» TASK INSTRUCTIONS
Pull every line containing "packages" out of the material below.

» DATA IN THIS EXERCISE

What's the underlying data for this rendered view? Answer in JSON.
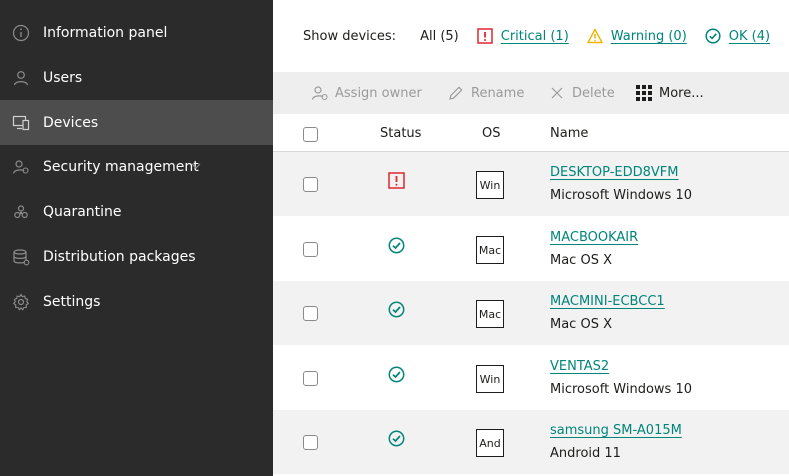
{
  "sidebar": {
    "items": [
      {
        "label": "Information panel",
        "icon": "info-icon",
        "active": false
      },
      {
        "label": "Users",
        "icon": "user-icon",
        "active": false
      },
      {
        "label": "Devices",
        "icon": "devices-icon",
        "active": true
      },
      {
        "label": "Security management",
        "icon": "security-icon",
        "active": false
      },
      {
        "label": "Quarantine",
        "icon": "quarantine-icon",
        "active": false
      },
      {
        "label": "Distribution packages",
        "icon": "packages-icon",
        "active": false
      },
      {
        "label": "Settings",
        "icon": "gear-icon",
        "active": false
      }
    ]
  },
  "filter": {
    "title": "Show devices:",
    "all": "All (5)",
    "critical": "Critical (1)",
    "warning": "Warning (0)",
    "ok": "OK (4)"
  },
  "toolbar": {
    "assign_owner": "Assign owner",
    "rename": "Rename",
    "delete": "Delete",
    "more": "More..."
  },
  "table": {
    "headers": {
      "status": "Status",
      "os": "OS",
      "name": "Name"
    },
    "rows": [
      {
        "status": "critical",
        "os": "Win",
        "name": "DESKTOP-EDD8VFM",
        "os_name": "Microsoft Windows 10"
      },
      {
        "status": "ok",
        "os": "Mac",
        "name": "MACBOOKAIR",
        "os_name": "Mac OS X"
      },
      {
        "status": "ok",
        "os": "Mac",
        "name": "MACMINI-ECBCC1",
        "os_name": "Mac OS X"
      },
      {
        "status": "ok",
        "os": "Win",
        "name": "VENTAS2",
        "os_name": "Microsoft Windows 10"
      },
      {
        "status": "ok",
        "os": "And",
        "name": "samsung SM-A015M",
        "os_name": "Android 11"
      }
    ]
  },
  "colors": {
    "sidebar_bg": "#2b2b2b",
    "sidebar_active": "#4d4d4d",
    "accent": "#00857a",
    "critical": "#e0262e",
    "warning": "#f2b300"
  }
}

==

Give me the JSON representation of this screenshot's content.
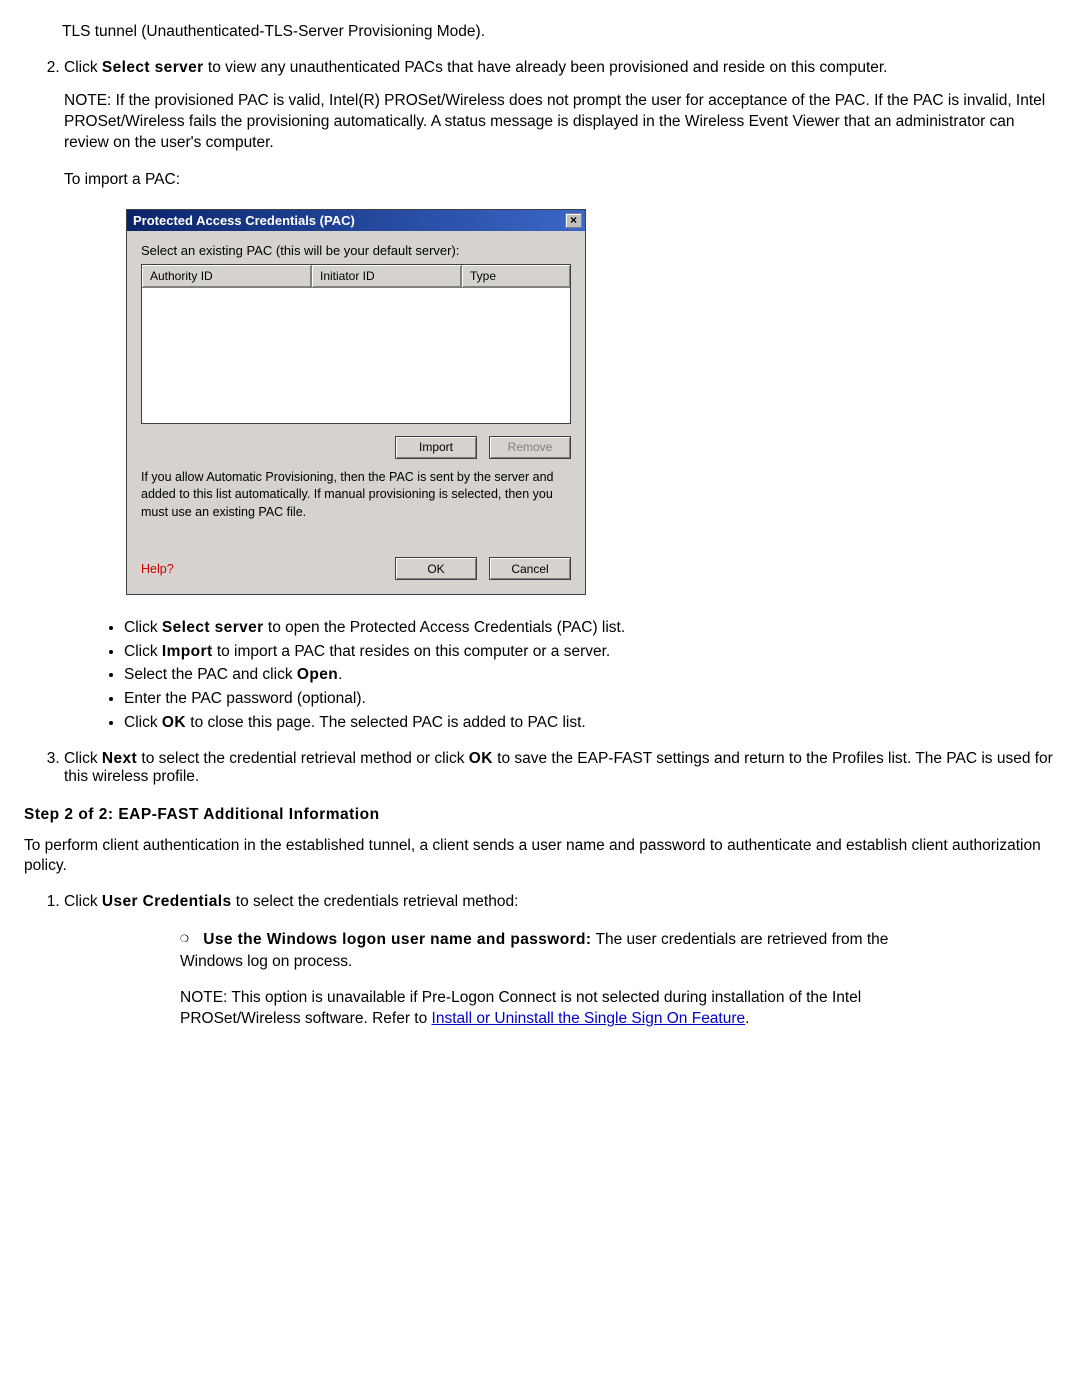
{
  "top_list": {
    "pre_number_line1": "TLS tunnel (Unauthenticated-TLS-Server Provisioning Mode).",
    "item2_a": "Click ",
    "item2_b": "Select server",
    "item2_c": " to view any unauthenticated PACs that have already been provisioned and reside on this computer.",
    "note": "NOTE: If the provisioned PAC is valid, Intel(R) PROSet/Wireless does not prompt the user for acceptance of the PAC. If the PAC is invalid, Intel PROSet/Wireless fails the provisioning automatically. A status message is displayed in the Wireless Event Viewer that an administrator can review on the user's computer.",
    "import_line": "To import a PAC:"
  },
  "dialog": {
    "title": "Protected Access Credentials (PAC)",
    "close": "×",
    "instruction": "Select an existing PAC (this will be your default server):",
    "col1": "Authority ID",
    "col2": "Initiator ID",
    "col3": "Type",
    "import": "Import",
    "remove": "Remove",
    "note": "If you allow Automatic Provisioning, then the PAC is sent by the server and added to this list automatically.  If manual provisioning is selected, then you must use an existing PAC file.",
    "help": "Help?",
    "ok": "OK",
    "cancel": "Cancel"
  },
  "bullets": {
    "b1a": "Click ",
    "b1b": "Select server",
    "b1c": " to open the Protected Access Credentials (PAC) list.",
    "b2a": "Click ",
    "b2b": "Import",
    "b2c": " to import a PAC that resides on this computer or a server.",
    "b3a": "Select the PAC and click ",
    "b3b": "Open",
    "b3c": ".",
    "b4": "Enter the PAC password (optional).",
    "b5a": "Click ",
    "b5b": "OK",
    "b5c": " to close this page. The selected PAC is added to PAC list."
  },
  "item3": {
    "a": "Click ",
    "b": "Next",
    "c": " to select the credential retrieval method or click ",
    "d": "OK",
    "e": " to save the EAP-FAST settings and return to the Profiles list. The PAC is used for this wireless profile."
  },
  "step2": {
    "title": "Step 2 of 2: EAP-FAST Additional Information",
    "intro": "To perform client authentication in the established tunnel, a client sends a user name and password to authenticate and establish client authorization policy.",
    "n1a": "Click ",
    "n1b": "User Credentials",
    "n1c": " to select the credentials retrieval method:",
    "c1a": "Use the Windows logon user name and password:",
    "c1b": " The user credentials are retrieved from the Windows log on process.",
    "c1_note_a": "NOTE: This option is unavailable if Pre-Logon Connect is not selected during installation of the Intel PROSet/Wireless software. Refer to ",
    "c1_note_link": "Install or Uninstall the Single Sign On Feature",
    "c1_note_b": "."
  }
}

==

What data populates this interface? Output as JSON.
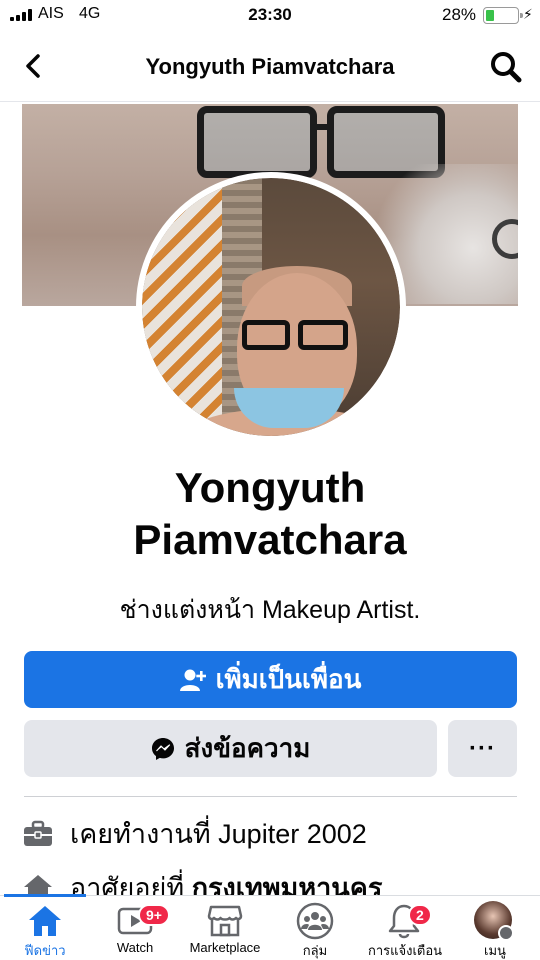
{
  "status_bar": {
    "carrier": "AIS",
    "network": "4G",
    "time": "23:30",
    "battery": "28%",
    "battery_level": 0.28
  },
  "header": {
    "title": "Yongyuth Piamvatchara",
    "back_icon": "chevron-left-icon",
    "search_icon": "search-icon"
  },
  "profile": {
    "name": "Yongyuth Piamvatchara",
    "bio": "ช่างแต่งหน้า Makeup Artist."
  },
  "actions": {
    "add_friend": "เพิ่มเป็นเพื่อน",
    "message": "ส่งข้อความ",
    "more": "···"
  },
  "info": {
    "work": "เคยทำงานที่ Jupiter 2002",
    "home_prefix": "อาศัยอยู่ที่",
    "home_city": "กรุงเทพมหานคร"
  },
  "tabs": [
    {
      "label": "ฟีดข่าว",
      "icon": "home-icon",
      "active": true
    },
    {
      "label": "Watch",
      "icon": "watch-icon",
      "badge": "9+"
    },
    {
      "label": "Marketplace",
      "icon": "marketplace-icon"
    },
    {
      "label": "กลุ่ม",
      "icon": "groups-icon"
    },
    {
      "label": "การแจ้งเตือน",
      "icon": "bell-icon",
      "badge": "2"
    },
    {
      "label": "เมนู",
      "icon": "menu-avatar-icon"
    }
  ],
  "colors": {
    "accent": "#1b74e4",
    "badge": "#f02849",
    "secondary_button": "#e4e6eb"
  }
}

» ANSWER FOR THIS EXERCISE
        "label": "Distribution packages",
        "icon": "packages-icon",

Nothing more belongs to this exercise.